Records for the task:
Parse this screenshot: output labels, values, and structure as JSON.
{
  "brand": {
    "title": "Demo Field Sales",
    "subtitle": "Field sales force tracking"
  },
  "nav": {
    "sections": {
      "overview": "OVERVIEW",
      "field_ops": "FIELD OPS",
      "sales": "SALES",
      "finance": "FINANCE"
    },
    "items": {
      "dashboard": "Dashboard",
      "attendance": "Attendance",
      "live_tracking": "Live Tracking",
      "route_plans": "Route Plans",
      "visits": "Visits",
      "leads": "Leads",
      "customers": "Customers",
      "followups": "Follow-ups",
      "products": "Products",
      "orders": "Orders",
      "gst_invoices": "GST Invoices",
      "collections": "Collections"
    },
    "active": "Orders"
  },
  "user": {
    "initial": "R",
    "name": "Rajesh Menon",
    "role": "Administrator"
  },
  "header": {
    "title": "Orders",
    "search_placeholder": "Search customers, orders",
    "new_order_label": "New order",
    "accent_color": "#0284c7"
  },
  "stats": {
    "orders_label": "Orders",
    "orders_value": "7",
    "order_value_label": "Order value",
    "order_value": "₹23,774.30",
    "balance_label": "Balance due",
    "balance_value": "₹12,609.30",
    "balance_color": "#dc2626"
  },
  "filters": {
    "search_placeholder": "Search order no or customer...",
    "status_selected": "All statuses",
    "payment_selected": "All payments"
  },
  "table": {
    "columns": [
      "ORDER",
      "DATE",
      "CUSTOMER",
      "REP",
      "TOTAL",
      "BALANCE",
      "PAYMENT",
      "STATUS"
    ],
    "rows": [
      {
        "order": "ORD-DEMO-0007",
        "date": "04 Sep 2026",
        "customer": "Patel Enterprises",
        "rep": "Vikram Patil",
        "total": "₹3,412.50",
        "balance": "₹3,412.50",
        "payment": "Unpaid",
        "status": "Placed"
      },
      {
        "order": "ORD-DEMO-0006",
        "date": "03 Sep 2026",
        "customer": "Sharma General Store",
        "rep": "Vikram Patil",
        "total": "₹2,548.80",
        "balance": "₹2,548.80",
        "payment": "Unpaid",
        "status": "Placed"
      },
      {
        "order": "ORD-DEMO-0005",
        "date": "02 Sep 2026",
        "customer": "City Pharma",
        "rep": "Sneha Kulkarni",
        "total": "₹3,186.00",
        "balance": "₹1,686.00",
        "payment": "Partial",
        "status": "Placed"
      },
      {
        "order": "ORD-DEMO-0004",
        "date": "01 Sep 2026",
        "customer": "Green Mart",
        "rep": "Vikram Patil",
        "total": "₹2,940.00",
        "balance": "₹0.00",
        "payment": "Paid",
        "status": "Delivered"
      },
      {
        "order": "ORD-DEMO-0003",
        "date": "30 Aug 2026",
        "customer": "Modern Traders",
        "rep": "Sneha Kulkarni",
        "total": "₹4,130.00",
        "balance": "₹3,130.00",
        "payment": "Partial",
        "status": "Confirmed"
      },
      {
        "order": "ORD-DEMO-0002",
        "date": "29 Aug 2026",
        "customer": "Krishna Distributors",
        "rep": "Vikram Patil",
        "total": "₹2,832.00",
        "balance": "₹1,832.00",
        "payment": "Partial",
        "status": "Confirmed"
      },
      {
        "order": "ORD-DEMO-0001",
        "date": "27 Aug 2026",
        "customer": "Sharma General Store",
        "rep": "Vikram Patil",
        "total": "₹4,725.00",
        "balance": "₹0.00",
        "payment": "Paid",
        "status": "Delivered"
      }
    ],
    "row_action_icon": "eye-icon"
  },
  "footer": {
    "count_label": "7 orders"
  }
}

Written instruction:
Copy all data exactly, start to finish.

The result:
Parse this screenshot: output labels, values, and structure as JSON.
{
  "brand": {
    "title": "Demo Field Sales",
    "subtitle": "Field sales force tracking"
  },
  "nav": {
    "sections": {
      "overview": "OVERVIEW",
      "field_ops": "FIELD OPS",
      "sales": "SALES",
      "finance": "FINANCE"
    },
    "items": {
      "dashboard": "Dashboard",
      "attendance": "Attendance",
      "live_tracking": "Live Tracking",
      "route_plans": "Route Plans",
      "visits": "Visits",
      "leads": "Leads",
      "customers": "Customers",
      "followups": "Follow-ups",
      "products": "Products",
      "orders": "Orders",
      "gst_invoices": "GST Invoices",
      "collections": "Collections"
    },
    "active": "Orders"
  },
  "user": {
    "initial": "R",
    "name": "Rajesh Menon",
    "role": "Administrator"
  },
  "header": {
    "title": "Orders",
    "search_placeholder": "Search customers, orders",
    "new_order_label": "New order",
    "accent_color": "#0284c7"
  },
  "stats": {
    "orders_label": "Orders",
    "orders_value": "7",
    "order_value_label": "Order value",
    "order_value": "₹23,774.30",
    "balance_label": "Balance due",
    "balance_value": "₹12,609.30",
    "balance_color": "#dc2626"
  },
  "filters": {
    "search_placeholder": "Search order no or customer...",
    "status_selected": "All statuses",
    "payment_selected": "All payments"
  },
  "table": {
    "columns": [
      "ORDER",
      "DATE",
      "CUSTOMER",
      "REP",
      "TOTAL",
      "BALANCE",
      "PAYMENT",
      "STATUS"
    ],
    "rows": [
      {
        "order": "ORD-DEMO-0007",
        "date": "04 Sep 2026",
        "customer": "Patel Enterprises",
        "rep": "Vikram Patil",
        "total": "₹3,412.50",
        "balance": "₹3,412.50",
        "payment": "Unpaid",
        "status": "Placed"
      },
      {
        "order": "ORD-DEMO-0006",
        "date": "03 Sep 2026",
        "customer": "Sharma General Store",
        "rep": "Vikram Patil",
        "total": "₹2,548.80",
        "balance": "₹2,548.80",
        "payment": "Unpaid",
        "status": "Placed"
      },
      {
        "order": "ORD-DEMO-0005",
        "date": "02 Sep 2026",
        "customer": "City Pharma",
        "rep": "Sneha Kulkarni",
        "total": "₹3,186.00",
        "balance": "₹1,686.00",
        "payment": "Partial",
        "status": "Placed"
      },
      {
        "order": "ORD-DEMO-0004",
        "date": "01 Sep 2026",
        "customer": "Green Mart",
        "rep": "Vikram Patil",
        "total": "₹2,940.00",
        "balance": "₹0.00",
        "payment": "Paid",
        "status": "Delivered"
      },
      {
        "order": "ORD-DEMO-0003",
        "date": "30 Aug 2026",
        "customer": "Modern Traders",
        "rep": "Sneha Kulkarni",
        "total": "₹4,130.00",
        "balance": "₹3,130.00",
        "payment": "Partial",
        "status": "Confirmed"
      },
      {
        "order": "ORD-DEMO-0002",
        "date": "29 Aug 2026",
        "customer": "Krishna Distributors",
        "rep": "Vikram Patil",
        "total": "₹2,832.00",
        "balance": "₹1,832.00",
        "payment": "Partial",
        "status": "Confirmed"
      },
      {
        "order": "ORD-DEMO-0001",
        "date": "27 Aug 2026",
        "customer": "Sharma General Store",
        "rep": "Vikram Patil",
        "total": "₹4,725.00",
        "balance": "₹0.00",
        "payment": "Paid",
        "status": "Delivered"
      }
    ],
    "row_action_icon": "eye-icon"
  },
  "footer": {
    "count_label": "7 orders"
  }
}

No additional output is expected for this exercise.